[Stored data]
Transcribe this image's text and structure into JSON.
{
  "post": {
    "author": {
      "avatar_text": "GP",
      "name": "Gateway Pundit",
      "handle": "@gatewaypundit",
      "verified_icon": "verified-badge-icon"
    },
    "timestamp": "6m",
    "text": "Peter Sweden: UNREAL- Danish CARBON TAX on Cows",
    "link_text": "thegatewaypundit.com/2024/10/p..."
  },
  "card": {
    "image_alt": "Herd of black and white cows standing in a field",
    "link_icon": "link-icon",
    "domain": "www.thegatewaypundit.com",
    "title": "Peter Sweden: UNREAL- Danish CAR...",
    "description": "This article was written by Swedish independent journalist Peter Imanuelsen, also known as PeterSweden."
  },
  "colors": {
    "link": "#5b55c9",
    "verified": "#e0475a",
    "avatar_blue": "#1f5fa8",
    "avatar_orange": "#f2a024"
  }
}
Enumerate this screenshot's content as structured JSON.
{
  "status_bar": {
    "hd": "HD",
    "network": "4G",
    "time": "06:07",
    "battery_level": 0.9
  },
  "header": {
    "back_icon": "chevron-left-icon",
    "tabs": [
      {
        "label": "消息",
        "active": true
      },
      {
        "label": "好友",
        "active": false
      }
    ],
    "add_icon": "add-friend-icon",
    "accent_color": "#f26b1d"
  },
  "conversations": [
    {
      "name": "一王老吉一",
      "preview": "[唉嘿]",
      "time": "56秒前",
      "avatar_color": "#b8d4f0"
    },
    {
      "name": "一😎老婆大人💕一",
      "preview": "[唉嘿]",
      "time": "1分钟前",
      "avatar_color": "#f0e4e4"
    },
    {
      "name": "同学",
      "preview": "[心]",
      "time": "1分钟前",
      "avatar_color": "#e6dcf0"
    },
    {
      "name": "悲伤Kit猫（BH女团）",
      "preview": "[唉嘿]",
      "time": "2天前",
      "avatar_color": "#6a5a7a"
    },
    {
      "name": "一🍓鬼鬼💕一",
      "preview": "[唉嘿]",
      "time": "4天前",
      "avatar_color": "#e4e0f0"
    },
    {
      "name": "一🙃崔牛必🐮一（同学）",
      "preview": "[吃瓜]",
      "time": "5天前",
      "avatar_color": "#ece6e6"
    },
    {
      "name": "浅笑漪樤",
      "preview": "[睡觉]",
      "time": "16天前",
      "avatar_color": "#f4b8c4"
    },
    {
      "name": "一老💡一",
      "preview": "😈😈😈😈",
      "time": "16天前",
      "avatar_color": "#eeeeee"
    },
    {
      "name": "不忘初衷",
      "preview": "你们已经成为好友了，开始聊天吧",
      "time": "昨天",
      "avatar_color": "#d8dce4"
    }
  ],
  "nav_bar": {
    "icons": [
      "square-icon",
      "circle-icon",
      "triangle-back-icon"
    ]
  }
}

- SHORT EXERCISE: Filter the data for the string "JSON" and copy every line that has it.

- WRITTEN REPLY:
Transcribe this image's text and structure into JSON.
Enumerate this screenshot's content as structured JSON.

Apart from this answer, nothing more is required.